[Saved entries]
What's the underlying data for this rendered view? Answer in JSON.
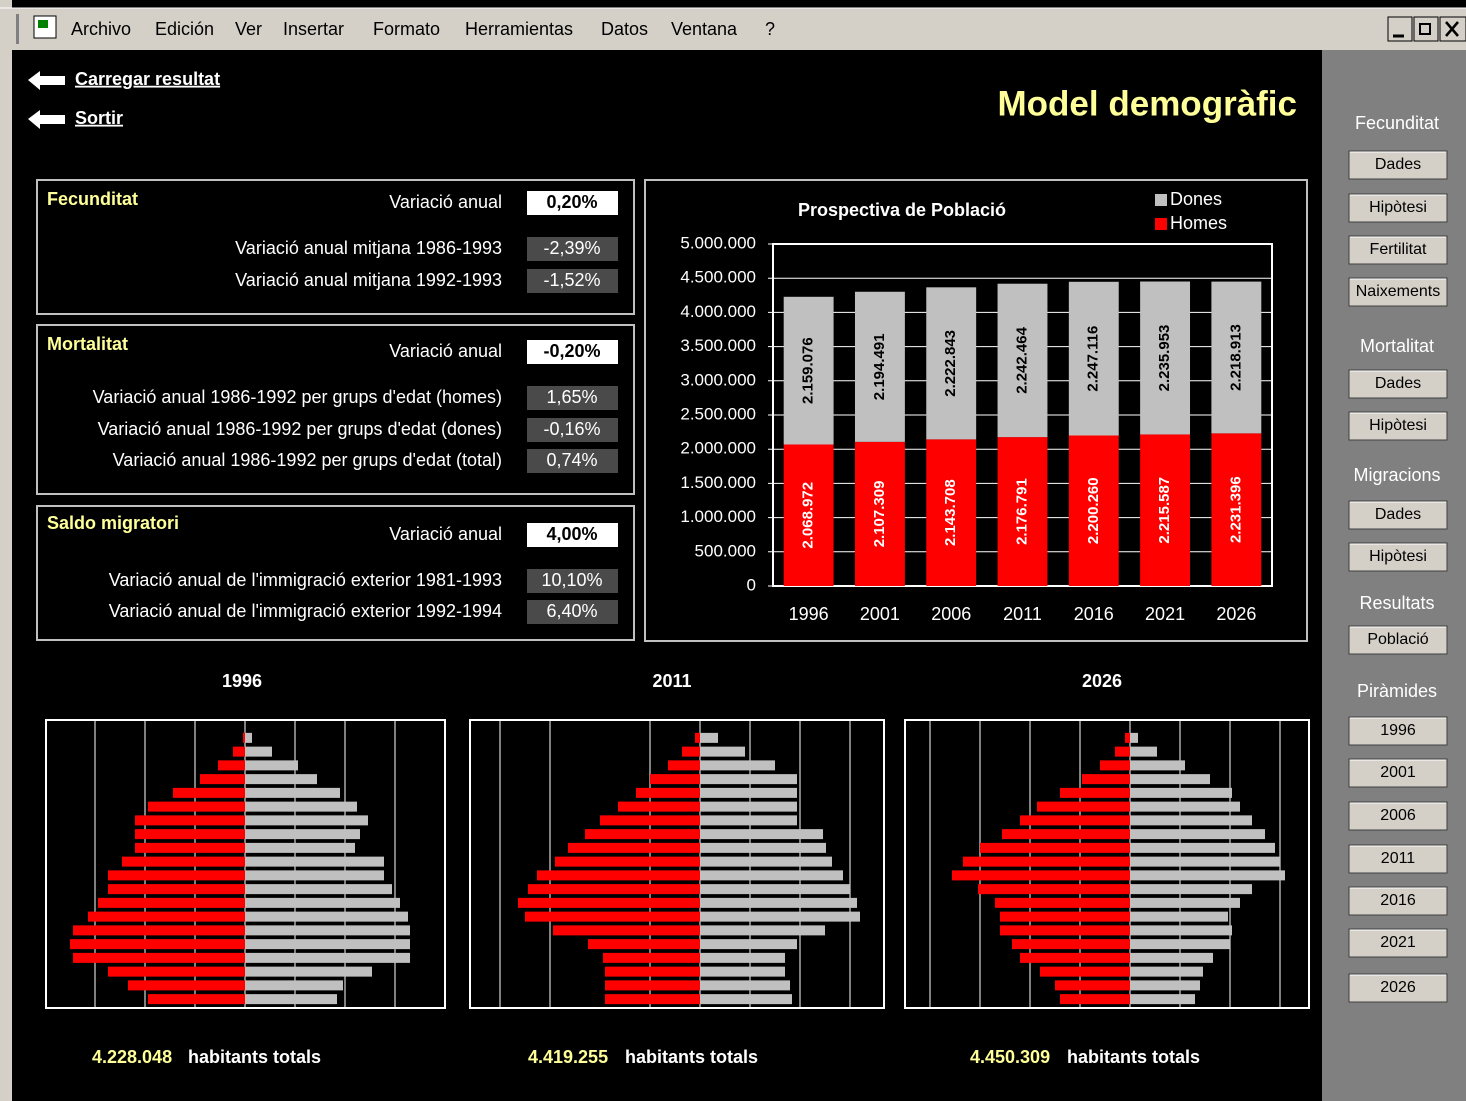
{
  "menu": [
    "Archivo",
    "Edición",
    "Ver",
    "Insertar",
    "Formato",
    "Herramientas",
    "Datos",
    "Ventana",
    "?"
  ],
  "links": [
    "Carregar resultat",
    "Sortir"
  ],
  "title": "Model demogràfic",
  "panels": [
    {
      "title": "Fecunditat",
      "main_label": "Variació anual",
      "main_value": "0,20%",
      "rows": [
        [
          "Variació anual mitjana 1986-1993",
          "-2,39%"
        ],
        [
          "Variació anual mitjana 1992-1993",
          "-1,52%"
        ]
      ]
    },
    {
      "title": "Mortalitat",
      "main_label": "Variació anual",
      "main_value": "-0,20%",
      "rows": [
        [
          "Variació anual 1986-1992 per grups d'edat (homes)",
          "1,65%"
        ],
        [
          "Variació anual 1986-1992 per grups d'edat (dones)",
          "-0,16%"
        ],
        [
          "Variació anual 1986-1992 per grups d'edat (total)",
          "0,74%"
        ]
      ]
    },
    {
      "title": "Saldo migratori",
      "main_label": "Variació anual",
      "main_value": "4,00%",
      "rows": [
        [
          "Variació anual de l'immigració exterior 1981-1993",
          "10,10%"
        ],
        [
          "Variació anual de l'immigració exterior 1992-1994",
          "6,40%"
        ]
      ]
    }
  ],
  "chart_data": [
    {
      "type": "bar",
      "stacked": true,
      "title": "Prospectiva de Població",
      "categories": [
        "1996",
        "2001",
        "2006",
        "2011",
        "2016",
        "2021",
        "2026"
      ],
      "series": [
        {
          "name": "Homes",
          "color": "#ff0000",
          "label_color": "#ffffff",
          "values": [
            2068972,
            2107309,
            2143708,
            2176791,
            2200260,
            2215587,
            2231396
          ],
          "value_labels": [
            "2.068.972",
            "2.107.309",
            "2.143.708",
            "2.176.791",
            "2.200.260",
            "2.215.587",
            "2.231.396"
          ]
        },
        {
          "name": "Dones",
          "color": "#c0c0c0",
          "label_color": "#000000",
          "values": [
            2159076,
            2194491,
            2222843,
            2242464,
            2247116,
            2235953,
            2218913
          ],
          "value_labels": [
            "2.159.076",
            "2.194.491",
            "2.222.843",
            "2.242.464",
            "2.247.116",
            "2.235.953",
            "2.218.913"
          ]
        }
      ],
      "ylim": [
        0,
        5000000
      ],
      "yticks": [
        0,
        {
          "value": 500000,
          "label": "500.000"
        },
        {
          "value": 1000000,
          "label": "1.000.000"
        },
        {
          "value": 1500000,
          "label": "1.500.000"
        },
        {
          "value": 2000000,
          "label": "2.000.000"
        },
        {
          "value": 2500000,
          "label": "2.500.000"
        },
        {
          "value": 3000000,
          "label": "3.000.000"
        },
        {
          "value": 3500000,
          "label": "3.500.000"
        },
        {
          "value": 4000000,
          "label": "4.000.000"
        },
        {
          "value": 4500000,
          "label": "4.500.000"
        },
        {
          "value": 5000000,
          "label": "5.000.000"
        }
      ],
      "grid": true,
      "legend": "top-right"
    },
    {
      "type": "pyramid",
      "title": "1996",
      "total_label": "4.228.048",
      "total_text": "habitants totals",
      "series": [
        {
          "color": "#ff0000",
          "values": [
            0.04,
            0.24,
            0.54,
            0.9,
            1.44,
            1.94,
            2.2,
            2.2,
            2.2,
            2.46,
            2.74,
            2.74,
            2.94,
            3.14,
            3.44,
            3.5,
            3.44,
            2.74,
            2.34,
            1.94
          ]
        },
        {
          "color": "#c0c0c0",
          "values": [
            0.14,
            0.54,
            1.06,
            1.44,
            1.9,
            2.24,
            2.46,
            2.3,
            2.2,
            2.78,
            2.78,
            2.94,
            3.1,
            3.26,
            3.3,
            3.3,
            3.3,
            2.54,
            1.96,
            1.84
          ]
        }
      ],
      "xlim": [
        -3.98,
        4
      ],
      "xticks": [
        -3,
        -2,
        -1,
        0,
        1,
        2,
        3
      ],
      "grid": true,
      "tick_labels": false
    },
    {
      "type": "pyramid",
      "title": "2011",
      "total_label": "4.419.255",
      "total_text": "habitants totals",
      "series": [
        {
          "color": "#ff0000",
          "values": [
            0.1,
            0.36,
            0.64,
            1.0,
            1.28,
            1.64,
            2.0,
            2.3,
            2.64,
            2.9,
            3.26,
            3.44,
            3.64,
            3.5,
            2.94,
            2.24,
            1.94,
            1.9,
            1.9,
            1.9
          ]
        },
        {
          "color": "#c0c0c0",
          "values": [
            0.36,
            0.9,
            1.5,
            1.94,
            1.94,
            1.94,
            1.94,
            2.46,
            2.52,
            2.64,
            2.86,
            3.0,
            3.14,
            3.2,
            2.5,
            1.94,
            1.7,
            1.7,
            1.8,
            1.84
          ]
        }
      ],
      "xlim": [
        -4.6,
        3.68
      ],
      "xticks": [
        -4,
        -3,
        -1,
        0,
        1,
        2,
        3
      ],
      "grid": true,
      "tick_labels": false
    },
    {
      "type": "pyramid",
      "title": "2026",
      "total_label": "4.450.309",
      "total_text": "habitants totals",
      "series": [
        {
          "color": "#ff0000",
          "values": [
            0.1,
            0.3,
            0.6,
            0.96,
            1.4,
            1.86,
            2.2,
            2.56,
            3.0,
            3.34,
            3.56,
            3.04,
            2.7,
            2.6,
            2.6,
            2.36,
            2.2,
            1.8,
            1.5,
            1.4
          ]
        },
        {
          "color": "#c0c0c0",
          "values": [
            0.16,
            0.54,
            1.1,
            1.6,
            2.04,
            2.2,
            2.44,
            2.7,
            2.9,
            3.0,
            3.1,
            2.44,
            2.2,
            1.96,
            2.04,
            2.0,
            1.66,
            1.46,
            1.4,
            1.3
          ]
        }
      ],
      "xlim": [
        -4.5,
        3.58
      ],
      "xticks": [
        -4,
        -3,
        -2,
        -1,
        0,
        1,
        2,
        3
      ],
      "grid": true,
      "tick_labels": false
    }
  ],
  "sidebar": [
    {
      "label": "Fecunditat",
      "buttons": [
        "Dades",
        "Hipòtesi",
        "Fertilitat",
        "Naixements"
      ]
    },
    {
      "label": "Mortalitat",
      "buttons": [
        "Dades",
        "Hipòtesi"
      ]
    },
    {
      "label": "Migracions",
      "buttons": [
        "Dades",
        "Hipòtesi"
      ]
    },
    {
      "label": "Resultats",
      "buttons": [
        "Població"
      ]
    },
    {
      "label": "Piràmides",
      "buttons": [
        "1996",
        "2001",
        "2006",
        "2011",
        "2016",
        "2021",
        "2026"
      ]
    }
  ]
}
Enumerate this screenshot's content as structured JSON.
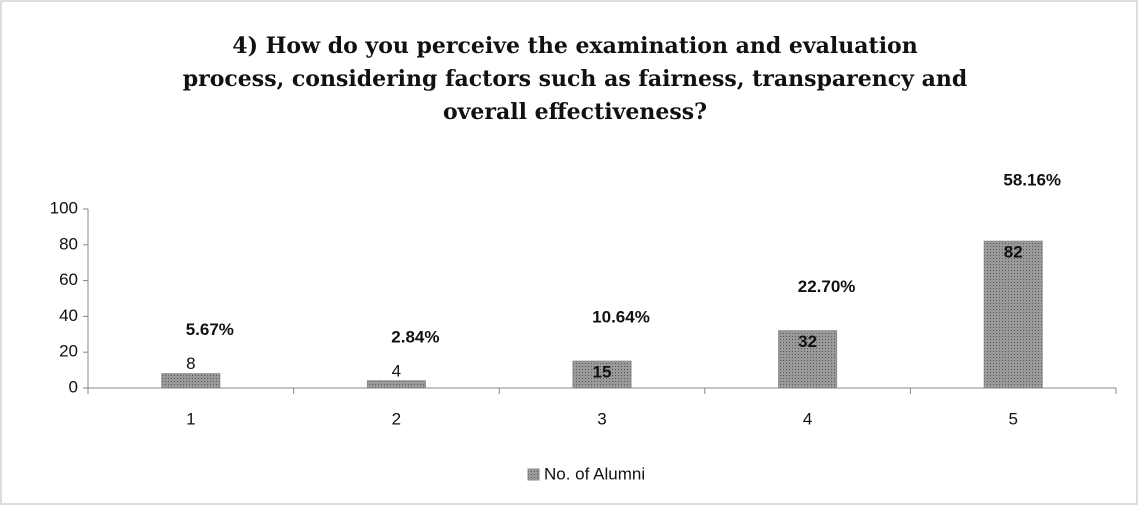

**Aim**.
Images in the data above are to be skipped. Retype all other material exactly.

**Answer to the exercise**.
What's the underlying data for this rendered view? Answer in JSON.
{
  "menu": [
    "Archivo",
    "Edición",
    "Ver",
    "Insertar",
    "Formato",
    "Herramientas",
    "Datos",
    "Ventana",
    "?"
  ],
  "links": [
    "Carregar resultat",
    "Sortir"
  ],
  "title": "Model demogràfic",
  "panels": [
    {
      "title": "Fecunditat",
      "main_label": "Variació anual",
      "main_value": "0,20%",
      "rows": [
        [
          "Variació anual mitjana 1986-1993",
          "-2,39%"
        ],
        [
          "Variació anual mitjana 1992-1993",
          "-1,52%"
        ]
      ]
    },
    {
      "title": "Mortalitat",
      "main_label": "Variació anual",
      "main_value": "-0,20%",
      "rows": [
        [
          "Variació anual 1986-1992 per grups d'edat (homes)",
          "1,65%"
        ],
        [
          "Variació anual 1986-1992 per grups d'edat (dones)",
          "-0,16%"
        ],
        [
          "Variació anual 1986-1992 per grups d'edat (total)",
          "0,74%"
        ]
      ]
    },
    {
      "title": "Saldo migratori",
      "main_label": "Variació anual",
      "main_value": "4,00%",
      "rows": [
        [
          "Variació anual de l'immigració exterior 1981-1993",
          "10,10%"
        ],
        [
          "Variació anual de l'immigració exterior 1992-1994",
          "6,40%"
        ]
      ]
    }
  ],
  "chart_data": [
    {
      "type": "bar",
      "stacked": true,
      "title": "Prospectiva de Població",
      "categories": [
        "1996",
        "2001",
        "2006",
        "2011",
        "2016",
        "2021",
        "2026"
      ],
      "series": [
        {
          "name": "Homes",
          "color": "#ff0000",
          "label_color": "#ffffff",
          "values": [
            2068972,
            2107309,
            2143708,
            2176791,
            2200260,
            2215587,
            2231396
          ],
          "value_labels": [
            "2.068.972",
            "2.107.309",
            "2.143.708",
            "2.176.791",
            "2.200.260",
            "2.215.587",
            "2.231.396"
          ]
        },
        {
          "name": "Dones",
          "color": "#c0c0c0",
          "label_color": "#000000",
          "values": [
            2159076,
            2194491,
            2222843,
            2242464,
            2247116,
            2235953,
            2218913
          ],
          "value_labels": [
            "2.159.076",
            "2.194.491",
            "2.222.843",
            "2.242.464",
            "2.247.116",
            "2.235.953",
            "2.218.913"
          ]
        }
      ],
      "ylim": [
        0,
        5000000
      ],
      "yticks": [
        0,
        {
          "value": 500000,
          "label": "500.000"
        },
        {
          "value": 1000000,
          "label": "1.000.000"
        },
        {
          "value": 1500000,
          "label": "1.500.000"
        },
        {
          "value": 2000000,
          "label": "2.000.000"
        },
        {
          "value": 2500000,
          "label": "2.500.000"
        },
        {
          "value": 3000000,
          "label": "3.000.000"
        },
        {
          "value": 3500000,
          "label": "3.500.000"
        },
        {
          "value": 4000000,
          "label": "4.000.000"
        },
        {
          "value": 4500000,
          "label": "4.500.000"
        },
        {
          "value": 5000000,
          "label": "5.000.000"
        }
      ],
      "grid": true,
      "legend": "top-right"
    },
    {
      "type": "pyramid",
      "title": "1996",
      "total_label": "4.228.048",
      "total_text": "habitants totals",
      "series": [
        {
          "color": "#ff0000",
          "values": [
            0.04,
            0.24,
            0.54,
            0.9,
            1.44,
            1.94,
            2.2,
            2.2,
            2.2,
            2.46,
            2.74,
            2.74,
            2.94,
            3.14,
            3.44,
            3.5,
            3.44,
            2.74,
            2.34,
            1.94
          ]
        },
        {
          "color": "#c0c0c0",
          "values": [
            0.14,
            0.54,
            1.06,
            1.44,
            1.9,
            2.24,
            2.46,
            2.3,
            2.2,
            2.78,
            2.78,
            2.94,
            3.1,
            3.26,
            3.3,
            3.3,
            3.3,
            2.54,
            1.96,
            1.84
          ]
        }
      ],
      "xlim": [
        -3.98,
        4
      ],
      "xticks": [
        -3,
        -2,
        -1,
        0,
        1,
        2,
        3
      ],
      "grid": true,
      "tick_labels": false
    },
    {
      "type": "pyramid",
      "title": "2011",
      "total_label": "4.419.255",
      "total_text": "habitants totals",
      "series": [
        {
          "color": "#ff0000",
          "values": [
            0.1,
            0.36,
            0.64,
            1.0,
            1.28,
            1.64,
            2.0,
            2.3,
            2.64,
            2.9,
            3.26,
            3.44,
            3.64,
            3.5,
            2.94,
            2.24,
            1.94,
            1.9,
            1.9,
            1.9
          ]
        },
        {
          "color": "#c0c0c0",
          "values": [
            0.36,
            0.9,
            1.5,
            1.94,
            1.94,
            1.94,
            1.94,
            2.46,
            2.52,
            2.64,
            2.86,
            3.0,
            3.14,
            3.2,
            2.5,
            1.94,
            1.7,
            1.7,
            1.8,
            1.84
          ]
        }
      ],
      "xlim": [
        -4.6,
        3.68
      ],
      "xticks": [
        -4,
        -3,
        -1,
        0,
        1,
        2,
        3
      ],
      "grid": true,
      "tick_labels": false
    },
    {
      "type": "pyramid",
      "title": "2026",
      "total_label": "4.450.309",
      "total_text": "habitants totals",
      "series": [
        {
          "color": "#ff0000",
          "values": [
            0.1,
            0.3,
            0.6,
            0.96,
            1.4,
            1.86,
            2.2,
            2.56,
            3.0,
            3.34,
            3.56,
            3.04,
            2.7,
            2.6,
            2.6,
            2.36,
            2.2,
            1.8,
            1.5,
            1.4
          ]
        },
        {
          "color": "#c0c0c0",
          "values": [
            0.16,
            0.54,
            1.1,
            1.6,
            2.04,
            2.2,
            2.44,
            2.7,
            2.9,
            3.0,
            3.1,
            2.44,
            2.2,
            1.96,
            2.04,
            2.0,
            1.66,
            1.46,
            1.4,
            1.3
          ]
        }
      ],
      "xlim": [
        -4.5,
        3.58
      ],
      "xticks": [
        -4,
        -3,
        -2,
        -1,
        0,
        1,
        2,
        3
      ],
      "grid": true,
      "tick_labels": false
    }
  ],
  "sidebar": [
    {
      "label": "Fecunditat",
      "buttons": [
        "Dades",
        "Hipòtesi",
        "Fertilitat",
        "Naixements"
      ]
    },
    {
      "label": "Mortalitat",
      "buttons": [
        "Dades",
        "Hipòtesi"
      ]
    },
    {
      "label": "Migracions",
      "buttons": [
        "Dades",
        "Hipòtesi"
      ]
    },
    {
      "label": "Resultats",
      "buttons": [
        "Població"
      ]
    },
    {
      "label": "Piràmides",
      "buttons": [
        "1996",
        "2001",
        "2006",
        "2011",
        "2016",
        "2021",
        "2026"
      ]
    }
  ]
}
Enumerate this screenshot's content as structured JSON.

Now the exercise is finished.